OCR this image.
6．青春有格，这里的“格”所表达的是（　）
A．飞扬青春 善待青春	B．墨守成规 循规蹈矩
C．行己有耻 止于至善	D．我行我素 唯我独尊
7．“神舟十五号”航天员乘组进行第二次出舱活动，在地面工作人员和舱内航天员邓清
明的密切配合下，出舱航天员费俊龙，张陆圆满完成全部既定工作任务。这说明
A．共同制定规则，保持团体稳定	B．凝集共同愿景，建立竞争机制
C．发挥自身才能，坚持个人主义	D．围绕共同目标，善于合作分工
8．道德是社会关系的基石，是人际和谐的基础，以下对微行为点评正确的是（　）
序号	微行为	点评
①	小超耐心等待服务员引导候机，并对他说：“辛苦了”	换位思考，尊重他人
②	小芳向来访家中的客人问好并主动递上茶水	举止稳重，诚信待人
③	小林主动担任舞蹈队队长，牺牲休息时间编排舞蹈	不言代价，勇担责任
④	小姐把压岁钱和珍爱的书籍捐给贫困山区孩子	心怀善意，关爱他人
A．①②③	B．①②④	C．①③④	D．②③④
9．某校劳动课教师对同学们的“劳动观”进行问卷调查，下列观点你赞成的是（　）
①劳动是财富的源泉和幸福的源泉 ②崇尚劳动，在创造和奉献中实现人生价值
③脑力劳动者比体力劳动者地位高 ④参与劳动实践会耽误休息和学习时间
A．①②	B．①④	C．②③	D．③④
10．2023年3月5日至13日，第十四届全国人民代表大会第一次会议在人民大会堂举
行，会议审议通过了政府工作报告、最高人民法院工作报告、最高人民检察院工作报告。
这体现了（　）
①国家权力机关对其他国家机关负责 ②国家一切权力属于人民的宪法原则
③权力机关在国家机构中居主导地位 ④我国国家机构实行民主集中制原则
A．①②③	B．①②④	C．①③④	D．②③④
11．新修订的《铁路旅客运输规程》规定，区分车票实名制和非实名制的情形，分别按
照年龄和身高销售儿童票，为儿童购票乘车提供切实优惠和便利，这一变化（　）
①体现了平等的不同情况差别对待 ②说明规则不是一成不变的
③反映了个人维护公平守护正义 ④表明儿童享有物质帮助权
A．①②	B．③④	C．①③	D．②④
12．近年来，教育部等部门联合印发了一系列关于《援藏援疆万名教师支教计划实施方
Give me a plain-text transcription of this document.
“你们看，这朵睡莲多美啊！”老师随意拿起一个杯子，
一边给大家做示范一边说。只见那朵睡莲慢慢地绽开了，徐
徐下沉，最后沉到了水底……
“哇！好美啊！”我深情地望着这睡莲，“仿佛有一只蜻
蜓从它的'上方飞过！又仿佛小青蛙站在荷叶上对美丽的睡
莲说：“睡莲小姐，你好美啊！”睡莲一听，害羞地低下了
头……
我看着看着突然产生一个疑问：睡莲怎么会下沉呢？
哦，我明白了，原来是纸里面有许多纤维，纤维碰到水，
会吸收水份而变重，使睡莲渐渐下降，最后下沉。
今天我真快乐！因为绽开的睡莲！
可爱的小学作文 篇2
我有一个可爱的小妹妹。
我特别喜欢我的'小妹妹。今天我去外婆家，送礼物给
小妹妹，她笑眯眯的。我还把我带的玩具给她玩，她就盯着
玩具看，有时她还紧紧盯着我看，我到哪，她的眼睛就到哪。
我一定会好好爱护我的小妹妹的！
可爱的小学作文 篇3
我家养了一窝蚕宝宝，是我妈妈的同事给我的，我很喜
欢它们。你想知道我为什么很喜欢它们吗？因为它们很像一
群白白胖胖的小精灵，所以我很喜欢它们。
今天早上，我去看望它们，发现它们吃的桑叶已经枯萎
○ ○ ○
**Your goal:** Extract every entry in the listing word for word.

**Task answer:**
OCR this image.
6．青春有格，这里的“格”所表达的是（　）
A．飞扬青春 善待青春	B．墨守成规 循规蹈矩
C．行己有耻 止于至善	D．我行我素 唯我独尊
7．“神舟十五号”航天员乘组进行第二次出舱活动，在地面工作人员和舱内航天员邓清
明的密切配合下，出舱航天员费俊龙，张陆圆满完成全部既定工作任务。这说明
A．共同制定规则，保持团体稳定	B．凝集共同愿景，建立竞争机制
C．发挥自身才能，坚持个人主义	D．围绕共同目标，善于合作分工
8．道德是社会关系的基石，是人际和谐的基础，以下对微行为点评正确的是（　）
序号	微行为	点评
①	小超耐心等待服务员引导候机，并对他说：“辛苦了”	换位思考，尊重他人
②	小芳向来访家中的客人问好并主动递上茶水	举止稳重，诚信待人
③	小林主动担任舞蹈队队长，牺牲休息时间编排舞蹈	不言代价，勇担责任
④	小姐把压岁钱和珍爱的书籍捐给贫困山区孩子	心怀善意，关爱他人
A．①②③	B．①②④	C．①③④	D．②③④
9．某校劳动课教师对同学们的“劳动观”进行问卷调查，下列观点你赞成的是（　）
①劳动是财富的源泉和幸福的源泉 ②崇尚劳动，在创造和奉献中实现人生价值
③脑力劳动者比体力劳动者地位高 ④参与劳动实践会耽误休息和学习时间
A．①②	B．①④	C．②③	D．③④
10．2023年3月5日至13日，第十四届全国人民代表大会第一次会议在人民大会堂举
行，会议审议通过了政府工作报告、最高人民法院工作报告、最高人民检察院工作报告。
这体现了（　）
①国家权力机关对其他国家机关负责 ②国家一切权力属于人民的宪法原则
③权力机关在国家机构中居主导地位 ④我国国家机构实行民主集中制原则
A．①②③	B．①②④	C．①③④	D．②③④
11．新修订的《铁路旅客运输规程》规定，区分车票实名制和非实名制的情形，分别按
照年龄和身高销售儿童票，为儿童购票乘车提供切实优惠和便利，这一变化（　）
①体现了平等的不同情况差别对待 ②说明规则不是一成不变的
③反映了个人维护公平守护正义 ④表明儿童享有物质帮助权
A．①②	B．③④	C．①③	D．②④
12．近年来，教育部等部门联合印发了一系列关于《援藏援疆万名教师支教计划实施方
Give me a plain-text transcription of this document.
“你们看，这朵睡莲多美啊！”老师随意拿起一个杯子，
一边给大家做示范一边说。只见那朵睡莲慢慢地绽开了，徐
徐下沉，最后沉到了水底……
“哇！好美啊！”我深情地望着这睡莲，“仿佛有一只蜻
蜓从它的'上方飞过！又仿佛小青蛙站在荷叶上对美丽的睡
莲说：“睡莲小姐，你好美啊！”睡莲一听，害羞地低下了
头……
我看着看着突然产生一个疑问：睡莲怎么会下沉呢？
哦，我明白了，原来是纸里面有许多纤维，纤维碰到水，
会吸收水份而变重，使睡莲渐渐下降，最后下沉。
今天我真快乐！因为绽开的睡莲！
可爱的小学作文 篇2
我有一个可爱的小妹妹。
我特别喜欢我的'小妹妹。今天我去外婆家，送礼物给
小妹妹，她笑眯眯的。我还把我带的玩具给她玩，她就盯着
玩具看，有时她还紧紧盯着我看，我到哪，她的眼睛就到哪。
我一定会好好爱护我的小妹妹的！
可爱的小学作文 篇3
我家养了一窝蚕宝宝，是我妈妈的同事给我的，我很喜
欢它们。你想知道我为什么很喜欢它们吗？因为它们很像一
群白白胖胖的小精灵，所以我很喜欢它们。
今天早上，我去看望它们，发现它们吃的桑叶已经枯萎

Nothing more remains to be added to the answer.